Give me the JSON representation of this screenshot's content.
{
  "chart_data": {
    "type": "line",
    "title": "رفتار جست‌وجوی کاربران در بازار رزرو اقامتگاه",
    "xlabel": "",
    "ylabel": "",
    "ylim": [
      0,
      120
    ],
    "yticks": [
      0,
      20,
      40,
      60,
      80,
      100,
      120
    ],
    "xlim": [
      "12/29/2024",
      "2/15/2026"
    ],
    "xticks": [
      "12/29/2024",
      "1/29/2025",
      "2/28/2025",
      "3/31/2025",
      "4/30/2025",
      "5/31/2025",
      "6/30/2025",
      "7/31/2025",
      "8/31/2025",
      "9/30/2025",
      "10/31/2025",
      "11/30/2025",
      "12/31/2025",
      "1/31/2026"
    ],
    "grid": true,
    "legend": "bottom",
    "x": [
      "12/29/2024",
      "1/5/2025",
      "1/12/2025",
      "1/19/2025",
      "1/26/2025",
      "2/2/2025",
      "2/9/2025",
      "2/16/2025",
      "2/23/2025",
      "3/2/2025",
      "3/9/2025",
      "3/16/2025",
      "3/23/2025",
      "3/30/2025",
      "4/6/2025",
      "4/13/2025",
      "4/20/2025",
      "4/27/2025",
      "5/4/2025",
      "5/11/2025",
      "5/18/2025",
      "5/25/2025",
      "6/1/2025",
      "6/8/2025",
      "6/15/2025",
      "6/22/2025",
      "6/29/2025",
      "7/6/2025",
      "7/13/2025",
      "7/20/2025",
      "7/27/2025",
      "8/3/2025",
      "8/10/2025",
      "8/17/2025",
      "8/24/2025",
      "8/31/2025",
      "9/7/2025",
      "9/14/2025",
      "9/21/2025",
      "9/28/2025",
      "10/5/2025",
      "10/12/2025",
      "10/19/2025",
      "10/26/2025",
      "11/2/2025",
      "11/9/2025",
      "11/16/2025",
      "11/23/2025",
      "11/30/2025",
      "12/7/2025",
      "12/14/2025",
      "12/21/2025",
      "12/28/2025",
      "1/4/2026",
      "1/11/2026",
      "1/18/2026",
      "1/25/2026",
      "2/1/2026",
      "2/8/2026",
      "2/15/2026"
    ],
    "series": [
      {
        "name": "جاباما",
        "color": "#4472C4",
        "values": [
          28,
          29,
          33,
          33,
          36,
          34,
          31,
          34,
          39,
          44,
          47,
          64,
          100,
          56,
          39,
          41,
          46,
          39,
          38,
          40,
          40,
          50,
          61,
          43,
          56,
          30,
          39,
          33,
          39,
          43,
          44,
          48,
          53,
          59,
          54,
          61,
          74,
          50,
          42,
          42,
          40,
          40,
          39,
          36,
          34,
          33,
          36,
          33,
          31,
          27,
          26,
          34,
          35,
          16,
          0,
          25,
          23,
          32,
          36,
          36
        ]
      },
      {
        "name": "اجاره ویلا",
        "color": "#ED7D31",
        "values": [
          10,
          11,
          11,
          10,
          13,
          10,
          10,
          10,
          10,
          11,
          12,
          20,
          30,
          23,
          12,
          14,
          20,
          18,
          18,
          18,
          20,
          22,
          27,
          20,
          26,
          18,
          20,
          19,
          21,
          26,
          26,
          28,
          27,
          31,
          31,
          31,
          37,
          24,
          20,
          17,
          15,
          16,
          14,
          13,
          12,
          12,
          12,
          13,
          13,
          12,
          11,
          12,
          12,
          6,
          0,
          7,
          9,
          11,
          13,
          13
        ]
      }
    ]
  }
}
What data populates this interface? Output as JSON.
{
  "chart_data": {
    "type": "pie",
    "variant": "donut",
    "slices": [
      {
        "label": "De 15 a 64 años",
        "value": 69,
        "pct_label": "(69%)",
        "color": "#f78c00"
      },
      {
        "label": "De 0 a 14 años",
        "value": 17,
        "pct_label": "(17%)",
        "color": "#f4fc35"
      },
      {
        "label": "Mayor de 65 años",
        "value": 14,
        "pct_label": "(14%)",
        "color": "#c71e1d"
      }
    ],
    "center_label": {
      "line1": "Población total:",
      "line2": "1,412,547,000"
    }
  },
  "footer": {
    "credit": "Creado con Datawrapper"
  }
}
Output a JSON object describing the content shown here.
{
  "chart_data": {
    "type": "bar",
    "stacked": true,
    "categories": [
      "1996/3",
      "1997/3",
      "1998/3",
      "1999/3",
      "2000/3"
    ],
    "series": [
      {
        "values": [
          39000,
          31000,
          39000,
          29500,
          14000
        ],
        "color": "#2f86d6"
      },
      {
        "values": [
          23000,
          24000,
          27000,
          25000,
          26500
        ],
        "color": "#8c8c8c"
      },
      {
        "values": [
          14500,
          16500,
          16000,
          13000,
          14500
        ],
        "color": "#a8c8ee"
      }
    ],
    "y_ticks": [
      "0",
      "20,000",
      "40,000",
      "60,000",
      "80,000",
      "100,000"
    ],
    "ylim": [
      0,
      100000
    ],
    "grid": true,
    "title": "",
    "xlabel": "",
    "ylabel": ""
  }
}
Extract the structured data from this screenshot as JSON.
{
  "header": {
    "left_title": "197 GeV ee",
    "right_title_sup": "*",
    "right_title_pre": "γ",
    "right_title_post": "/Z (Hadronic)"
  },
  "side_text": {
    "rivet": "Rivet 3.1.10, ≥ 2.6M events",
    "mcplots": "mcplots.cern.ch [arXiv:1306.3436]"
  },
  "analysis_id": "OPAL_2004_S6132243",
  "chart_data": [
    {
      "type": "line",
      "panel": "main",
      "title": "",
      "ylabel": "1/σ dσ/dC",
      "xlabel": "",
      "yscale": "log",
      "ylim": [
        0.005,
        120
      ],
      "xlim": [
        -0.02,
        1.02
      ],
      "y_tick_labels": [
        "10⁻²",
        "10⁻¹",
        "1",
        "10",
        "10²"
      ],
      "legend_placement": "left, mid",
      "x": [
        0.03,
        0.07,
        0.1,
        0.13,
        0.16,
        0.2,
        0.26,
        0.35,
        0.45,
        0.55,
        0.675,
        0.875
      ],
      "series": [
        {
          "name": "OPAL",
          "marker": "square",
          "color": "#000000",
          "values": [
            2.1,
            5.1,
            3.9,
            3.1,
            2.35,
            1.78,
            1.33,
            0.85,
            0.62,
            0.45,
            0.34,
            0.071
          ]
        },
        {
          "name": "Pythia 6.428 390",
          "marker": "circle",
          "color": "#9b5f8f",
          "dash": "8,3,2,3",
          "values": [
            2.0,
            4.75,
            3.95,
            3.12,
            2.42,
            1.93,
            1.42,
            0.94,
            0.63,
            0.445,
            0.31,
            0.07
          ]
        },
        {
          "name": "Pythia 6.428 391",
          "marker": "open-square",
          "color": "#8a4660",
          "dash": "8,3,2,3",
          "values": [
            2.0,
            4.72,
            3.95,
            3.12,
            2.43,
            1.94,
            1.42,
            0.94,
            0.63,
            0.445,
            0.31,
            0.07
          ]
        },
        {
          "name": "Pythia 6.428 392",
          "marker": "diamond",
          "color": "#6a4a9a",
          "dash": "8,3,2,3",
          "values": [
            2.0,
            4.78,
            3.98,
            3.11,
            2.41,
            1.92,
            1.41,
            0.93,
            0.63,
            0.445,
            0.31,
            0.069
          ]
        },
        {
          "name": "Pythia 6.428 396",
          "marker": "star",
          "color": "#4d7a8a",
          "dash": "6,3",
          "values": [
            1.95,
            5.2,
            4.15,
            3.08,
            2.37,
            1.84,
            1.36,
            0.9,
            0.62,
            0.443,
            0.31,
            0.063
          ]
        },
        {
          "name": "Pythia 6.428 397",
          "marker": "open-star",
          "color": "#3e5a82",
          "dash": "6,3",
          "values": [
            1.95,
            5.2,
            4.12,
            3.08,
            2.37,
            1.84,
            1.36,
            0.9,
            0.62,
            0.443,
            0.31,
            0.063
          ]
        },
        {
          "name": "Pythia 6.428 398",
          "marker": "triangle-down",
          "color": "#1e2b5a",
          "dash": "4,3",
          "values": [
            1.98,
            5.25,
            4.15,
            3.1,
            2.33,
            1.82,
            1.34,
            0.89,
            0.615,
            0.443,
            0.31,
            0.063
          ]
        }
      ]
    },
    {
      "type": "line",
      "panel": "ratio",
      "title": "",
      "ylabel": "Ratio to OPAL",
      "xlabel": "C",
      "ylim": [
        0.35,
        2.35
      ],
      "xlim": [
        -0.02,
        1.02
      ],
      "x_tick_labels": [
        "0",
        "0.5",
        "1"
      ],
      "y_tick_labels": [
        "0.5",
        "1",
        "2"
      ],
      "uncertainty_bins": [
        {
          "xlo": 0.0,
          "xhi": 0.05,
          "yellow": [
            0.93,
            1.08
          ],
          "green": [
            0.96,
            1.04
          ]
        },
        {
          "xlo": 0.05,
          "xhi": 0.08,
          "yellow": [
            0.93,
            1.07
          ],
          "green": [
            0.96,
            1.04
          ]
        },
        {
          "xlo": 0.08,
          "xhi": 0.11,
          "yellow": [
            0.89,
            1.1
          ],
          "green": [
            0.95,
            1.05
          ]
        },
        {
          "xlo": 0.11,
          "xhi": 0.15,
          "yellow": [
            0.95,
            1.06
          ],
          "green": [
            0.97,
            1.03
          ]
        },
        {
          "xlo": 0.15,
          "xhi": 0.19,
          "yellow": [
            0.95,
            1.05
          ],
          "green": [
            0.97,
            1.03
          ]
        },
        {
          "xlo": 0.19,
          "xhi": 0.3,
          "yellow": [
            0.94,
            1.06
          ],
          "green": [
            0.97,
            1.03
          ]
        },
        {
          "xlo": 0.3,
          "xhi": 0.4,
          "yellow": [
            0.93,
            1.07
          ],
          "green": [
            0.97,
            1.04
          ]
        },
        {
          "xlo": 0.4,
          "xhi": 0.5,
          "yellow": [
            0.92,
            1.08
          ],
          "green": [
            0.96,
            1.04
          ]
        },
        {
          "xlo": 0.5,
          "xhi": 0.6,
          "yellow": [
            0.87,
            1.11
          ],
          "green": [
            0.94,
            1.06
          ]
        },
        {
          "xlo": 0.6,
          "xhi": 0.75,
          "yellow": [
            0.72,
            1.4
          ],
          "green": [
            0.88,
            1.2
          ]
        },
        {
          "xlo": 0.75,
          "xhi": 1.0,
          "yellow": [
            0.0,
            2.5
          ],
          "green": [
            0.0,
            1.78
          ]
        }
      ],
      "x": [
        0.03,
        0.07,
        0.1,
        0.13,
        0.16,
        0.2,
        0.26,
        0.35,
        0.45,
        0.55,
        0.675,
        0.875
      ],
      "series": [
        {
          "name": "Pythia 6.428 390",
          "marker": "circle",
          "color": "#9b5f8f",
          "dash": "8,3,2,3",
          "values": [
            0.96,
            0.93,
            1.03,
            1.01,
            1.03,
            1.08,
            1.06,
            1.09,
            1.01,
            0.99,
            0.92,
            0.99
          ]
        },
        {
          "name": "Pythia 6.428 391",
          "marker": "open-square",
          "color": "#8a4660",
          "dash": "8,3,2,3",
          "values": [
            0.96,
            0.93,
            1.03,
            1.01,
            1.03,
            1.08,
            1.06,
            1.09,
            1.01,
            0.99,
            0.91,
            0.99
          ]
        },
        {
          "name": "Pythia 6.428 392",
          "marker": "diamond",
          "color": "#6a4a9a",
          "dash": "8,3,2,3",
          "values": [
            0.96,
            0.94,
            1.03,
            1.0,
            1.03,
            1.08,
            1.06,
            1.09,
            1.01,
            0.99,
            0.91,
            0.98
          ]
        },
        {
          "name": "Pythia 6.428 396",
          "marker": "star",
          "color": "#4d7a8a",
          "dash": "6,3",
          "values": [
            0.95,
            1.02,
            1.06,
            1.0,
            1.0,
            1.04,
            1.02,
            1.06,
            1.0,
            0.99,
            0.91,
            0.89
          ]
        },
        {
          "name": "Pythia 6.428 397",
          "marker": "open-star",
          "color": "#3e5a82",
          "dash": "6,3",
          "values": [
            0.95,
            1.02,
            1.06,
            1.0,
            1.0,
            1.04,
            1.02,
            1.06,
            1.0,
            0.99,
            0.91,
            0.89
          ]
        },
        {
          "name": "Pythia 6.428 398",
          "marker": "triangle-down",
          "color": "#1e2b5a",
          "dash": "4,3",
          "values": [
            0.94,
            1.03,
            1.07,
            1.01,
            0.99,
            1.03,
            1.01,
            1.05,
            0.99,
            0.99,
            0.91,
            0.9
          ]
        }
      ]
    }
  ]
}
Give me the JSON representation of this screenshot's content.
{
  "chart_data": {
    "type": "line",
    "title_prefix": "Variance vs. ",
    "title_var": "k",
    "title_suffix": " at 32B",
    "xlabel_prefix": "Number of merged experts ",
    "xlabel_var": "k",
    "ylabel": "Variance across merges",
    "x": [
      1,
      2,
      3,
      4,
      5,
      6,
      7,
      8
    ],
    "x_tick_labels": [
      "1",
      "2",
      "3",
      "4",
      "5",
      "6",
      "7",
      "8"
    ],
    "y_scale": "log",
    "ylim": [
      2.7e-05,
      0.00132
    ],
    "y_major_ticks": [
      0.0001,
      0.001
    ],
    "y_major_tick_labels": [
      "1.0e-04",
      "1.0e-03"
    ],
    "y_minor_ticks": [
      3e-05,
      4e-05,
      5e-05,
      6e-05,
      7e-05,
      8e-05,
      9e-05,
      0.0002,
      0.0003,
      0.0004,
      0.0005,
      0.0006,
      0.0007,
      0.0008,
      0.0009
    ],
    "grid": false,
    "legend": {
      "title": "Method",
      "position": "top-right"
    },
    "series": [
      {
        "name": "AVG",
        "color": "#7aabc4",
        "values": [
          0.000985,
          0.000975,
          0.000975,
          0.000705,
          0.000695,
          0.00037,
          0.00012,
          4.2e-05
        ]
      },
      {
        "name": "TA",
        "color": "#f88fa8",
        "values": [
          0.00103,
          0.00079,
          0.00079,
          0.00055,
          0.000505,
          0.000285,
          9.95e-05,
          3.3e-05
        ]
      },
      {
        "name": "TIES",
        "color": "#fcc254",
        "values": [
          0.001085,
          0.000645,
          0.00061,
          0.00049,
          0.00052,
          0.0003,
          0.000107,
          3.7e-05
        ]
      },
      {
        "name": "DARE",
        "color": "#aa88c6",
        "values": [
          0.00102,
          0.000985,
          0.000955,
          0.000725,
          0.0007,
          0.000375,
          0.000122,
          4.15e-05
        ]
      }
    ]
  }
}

#### GIVEN PROBLEM
Go over the records above and tally the lines with the word "Output" in them. Give the number alone.

#### FINISHED EXERCISE
2